Given task: Your task is to locate every line holding the string "Referencing" and to copy each of them.

── Entries ──

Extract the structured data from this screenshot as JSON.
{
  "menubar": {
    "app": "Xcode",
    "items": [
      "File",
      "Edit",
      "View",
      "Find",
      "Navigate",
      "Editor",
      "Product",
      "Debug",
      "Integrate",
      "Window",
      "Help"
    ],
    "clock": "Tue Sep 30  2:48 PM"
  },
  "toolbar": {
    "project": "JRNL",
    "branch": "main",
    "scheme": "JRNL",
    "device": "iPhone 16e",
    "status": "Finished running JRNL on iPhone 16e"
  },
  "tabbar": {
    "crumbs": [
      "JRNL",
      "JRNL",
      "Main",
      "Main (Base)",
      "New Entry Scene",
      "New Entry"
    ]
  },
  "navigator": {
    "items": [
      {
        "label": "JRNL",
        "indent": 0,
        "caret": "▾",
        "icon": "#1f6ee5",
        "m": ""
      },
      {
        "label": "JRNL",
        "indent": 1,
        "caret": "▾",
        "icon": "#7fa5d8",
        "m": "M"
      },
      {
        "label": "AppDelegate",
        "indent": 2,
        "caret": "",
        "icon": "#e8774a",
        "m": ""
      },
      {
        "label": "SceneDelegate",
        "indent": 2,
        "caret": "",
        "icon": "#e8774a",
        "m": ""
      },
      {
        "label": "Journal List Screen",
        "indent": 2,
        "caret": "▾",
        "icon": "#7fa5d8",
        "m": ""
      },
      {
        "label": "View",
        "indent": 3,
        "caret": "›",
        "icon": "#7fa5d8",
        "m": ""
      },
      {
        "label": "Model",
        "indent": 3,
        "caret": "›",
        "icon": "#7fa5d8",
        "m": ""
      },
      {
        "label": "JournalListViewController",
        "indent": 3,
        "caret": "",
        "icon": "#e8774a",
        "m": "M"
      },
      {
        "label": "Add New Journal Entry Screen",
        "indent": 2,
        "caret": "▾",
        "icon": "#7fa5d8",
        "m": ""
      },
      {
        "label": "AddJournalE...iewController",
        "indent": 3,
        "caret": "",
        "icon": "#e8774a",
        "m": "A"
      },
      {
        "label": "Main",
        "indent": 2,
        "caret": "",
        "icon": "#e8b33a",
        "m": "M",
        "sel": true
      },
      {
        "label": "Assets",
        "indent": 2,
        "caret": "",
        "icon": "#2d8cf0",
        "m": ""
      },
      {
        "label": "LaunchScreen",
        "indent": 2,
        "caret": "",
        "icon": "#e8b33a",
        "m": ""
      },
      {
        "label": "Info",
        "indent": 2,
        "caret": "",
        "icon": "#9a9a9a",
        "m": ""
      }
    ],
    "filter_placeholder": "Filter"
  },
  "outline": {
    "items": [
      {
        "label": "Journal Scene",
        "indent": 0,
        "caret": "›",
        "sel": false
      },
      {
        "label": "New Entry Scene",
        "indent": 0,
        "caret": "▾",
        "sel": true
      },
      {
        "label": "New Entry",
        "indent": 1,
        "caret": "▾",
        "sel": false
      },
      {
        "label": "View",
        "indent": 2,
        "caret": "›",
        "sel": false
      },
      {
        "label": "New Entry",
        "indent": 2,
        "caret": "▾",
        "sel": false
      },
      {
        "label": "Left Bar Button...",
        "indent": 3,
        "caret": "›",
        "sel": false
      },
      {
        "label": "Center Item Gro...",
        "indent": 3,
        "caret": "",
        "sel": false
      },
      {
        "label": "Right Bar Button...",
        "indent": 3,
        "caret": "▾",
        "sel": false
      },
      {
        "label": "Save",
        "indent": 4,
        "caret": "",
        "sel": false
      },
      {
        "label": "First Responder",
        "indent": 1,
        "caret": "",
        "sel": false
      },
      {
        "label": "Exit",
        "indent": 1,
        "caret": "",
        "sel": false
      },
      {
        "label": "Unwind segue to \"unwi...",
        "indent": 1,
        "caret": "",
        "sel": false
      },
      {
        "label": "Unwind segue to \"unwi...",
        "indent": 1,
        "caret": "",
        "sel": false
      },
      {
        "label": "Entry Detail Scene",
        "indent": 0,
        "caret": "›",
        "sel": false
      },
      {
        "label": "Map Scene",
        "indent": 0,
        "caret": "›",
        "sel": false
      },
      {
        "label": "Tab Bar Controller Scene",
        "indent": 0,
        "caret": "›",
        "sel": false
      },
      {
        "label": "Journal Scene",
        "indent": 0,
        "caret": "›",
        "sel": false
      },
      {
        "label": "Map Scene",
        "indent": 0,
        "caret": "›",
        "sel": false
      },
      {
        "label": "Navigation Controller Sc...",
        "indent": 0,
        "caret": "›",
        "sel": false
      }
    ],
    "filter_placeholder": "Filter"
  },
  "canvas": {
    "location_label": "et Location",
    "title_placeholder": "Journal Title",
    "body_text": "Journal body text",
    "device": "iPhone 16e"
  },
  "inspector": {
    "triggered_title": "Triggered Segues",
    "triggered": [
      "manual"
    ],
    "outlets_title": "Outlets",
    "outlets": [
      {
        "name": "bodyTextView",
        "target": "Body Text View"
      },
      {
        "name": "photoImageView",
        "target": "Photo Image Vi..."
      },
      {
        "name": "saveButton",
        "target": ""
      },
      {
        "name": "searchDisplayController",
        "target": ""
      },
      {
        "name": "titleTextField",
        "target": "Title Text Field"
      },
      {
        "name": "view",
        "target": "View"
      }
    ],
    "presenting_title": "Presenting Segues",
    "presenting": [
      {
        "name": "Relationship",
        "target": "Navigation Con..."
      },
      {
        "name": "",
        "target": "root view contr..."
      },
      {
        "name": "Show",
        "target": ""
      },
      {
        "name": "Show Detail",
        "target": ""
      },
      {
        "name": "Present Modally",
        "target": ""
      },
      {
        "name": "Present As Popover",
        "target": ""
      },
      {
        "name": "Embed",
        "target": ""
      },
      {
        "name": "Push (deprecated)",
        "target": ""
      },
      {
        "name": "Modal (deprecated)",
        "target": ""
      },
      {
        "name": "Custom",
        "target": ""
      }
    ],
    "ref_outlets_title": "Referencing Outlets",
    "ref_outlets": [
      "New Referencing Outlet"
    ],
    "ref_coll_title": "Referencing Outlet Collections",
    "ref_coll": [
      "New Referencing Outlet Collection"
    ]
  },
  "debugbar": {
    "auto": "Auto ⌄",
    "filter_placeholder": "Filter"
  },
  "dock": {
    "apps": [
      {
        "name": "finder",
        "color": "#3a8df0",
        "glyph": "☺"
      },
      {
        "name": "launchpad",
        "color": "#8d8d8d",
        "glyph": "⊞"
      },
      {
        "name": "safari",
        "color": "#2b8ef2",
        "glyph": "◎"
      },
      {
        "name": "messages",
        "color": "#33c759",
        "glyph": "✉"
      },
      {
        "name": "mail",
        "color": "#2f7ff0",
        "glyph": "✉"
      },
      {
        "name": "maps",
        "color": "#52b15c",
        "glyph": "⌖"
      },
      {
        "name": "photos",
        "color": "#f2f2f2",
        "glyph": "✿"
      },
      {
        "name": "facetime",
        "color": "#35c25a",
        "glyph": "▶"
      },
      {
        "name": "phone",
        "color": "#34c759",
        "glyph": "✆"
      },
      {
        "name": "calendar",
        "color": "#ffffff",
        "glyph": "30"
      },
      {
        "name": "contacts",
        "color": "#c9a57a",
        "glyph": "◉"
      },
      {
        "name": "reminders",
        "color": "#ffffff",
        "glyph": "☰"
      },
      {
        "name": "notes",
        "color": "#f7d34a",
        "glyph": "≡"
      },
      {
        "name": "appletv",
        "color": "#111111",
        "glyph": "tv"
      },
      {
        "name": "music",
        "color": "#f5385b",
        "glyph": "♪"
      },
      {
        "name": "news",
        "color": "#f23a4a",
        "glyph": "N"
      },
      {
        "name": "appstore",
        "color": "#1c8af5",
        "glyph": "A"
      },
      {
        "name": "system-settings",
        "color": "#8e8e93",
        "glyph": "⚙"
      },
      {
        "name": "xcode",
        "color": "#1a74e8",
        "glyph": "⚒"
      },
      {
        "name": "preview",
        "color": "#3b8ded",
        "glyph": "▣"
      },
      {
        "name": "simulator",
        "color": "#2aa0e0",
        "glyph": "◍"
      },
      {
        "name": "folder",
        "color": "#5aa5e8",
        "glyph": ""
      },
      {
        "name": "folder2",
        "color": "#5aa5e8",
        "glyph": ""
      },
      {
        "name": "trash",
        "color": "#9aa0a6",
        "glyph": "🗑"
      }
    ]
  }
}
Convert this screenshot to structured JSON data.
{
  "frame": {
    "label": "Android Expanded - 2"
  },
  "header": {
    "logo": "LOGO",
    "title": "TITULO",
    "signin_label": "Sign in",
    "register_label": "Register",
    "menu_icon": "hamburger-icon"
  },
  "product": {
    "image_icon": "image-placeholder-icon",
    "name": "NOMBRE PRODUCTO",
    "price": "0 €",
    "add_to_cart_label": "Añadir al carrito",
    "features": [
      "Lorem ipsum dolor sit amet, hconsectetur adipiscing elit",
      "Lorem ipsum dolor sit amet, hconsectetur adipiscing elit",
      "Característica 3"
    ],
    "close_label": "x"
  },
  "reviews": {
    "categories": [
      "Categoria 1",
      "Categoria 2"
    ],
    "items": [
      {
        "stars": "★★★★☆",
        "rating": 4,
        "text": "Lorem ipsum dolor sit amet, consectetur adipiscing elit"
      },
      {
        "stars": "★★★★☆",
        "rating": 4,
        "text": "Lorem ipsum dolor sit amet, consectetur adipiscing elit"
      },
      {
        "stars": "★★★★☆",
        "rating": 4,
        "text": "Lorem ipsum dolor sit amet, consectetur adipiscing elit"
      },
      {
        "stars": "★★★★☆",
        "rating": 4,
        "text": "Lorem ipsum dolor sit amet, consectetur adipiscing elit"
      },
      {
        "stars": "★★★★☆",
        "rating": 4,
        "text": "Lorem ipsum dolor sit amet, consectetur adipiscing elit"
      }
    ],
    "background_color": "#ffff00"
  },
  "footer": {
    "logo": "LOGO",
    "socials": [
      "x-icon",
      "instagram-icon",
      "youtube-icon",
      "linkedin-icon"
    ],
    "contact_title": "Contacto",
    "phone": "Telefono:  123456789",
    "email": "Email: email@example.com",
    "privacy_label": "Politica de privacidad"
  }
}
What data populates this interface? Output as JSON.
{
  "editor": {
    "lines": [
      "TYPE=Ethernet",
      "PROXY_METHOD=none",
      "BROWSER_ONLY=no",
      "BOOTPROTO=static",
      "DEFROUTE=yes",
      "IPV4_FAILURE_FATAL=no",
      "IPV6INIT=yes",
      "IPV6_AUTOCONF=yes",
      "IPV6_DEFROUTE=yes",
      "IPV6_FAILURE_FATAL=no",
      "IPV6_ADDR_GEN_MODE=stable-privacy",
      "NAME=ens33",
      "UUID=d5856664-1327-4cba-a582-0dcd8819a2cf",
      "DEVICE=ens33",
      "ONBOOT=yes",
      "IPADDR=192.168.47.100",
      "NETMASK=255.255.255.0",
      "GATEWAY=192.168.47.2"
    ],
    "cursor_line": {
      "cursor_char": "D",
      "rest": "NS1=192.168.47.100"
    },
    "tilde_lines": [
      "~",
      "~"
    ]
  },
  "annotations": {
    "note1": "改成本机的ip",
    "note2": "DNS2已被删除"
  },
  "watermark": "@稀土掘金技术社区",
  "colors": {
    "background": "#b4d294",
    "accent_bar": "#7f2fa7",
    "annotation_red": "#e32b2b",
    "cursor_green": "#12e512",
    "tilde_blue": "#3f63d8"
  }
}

───

Response below:
    "ref_outlets_title": "Referencing Outlets",
      "New Referencing Outlet"
    "ref_coll_title": "Referencing Outlet Collections",
      "New Referencing Outlet Collection"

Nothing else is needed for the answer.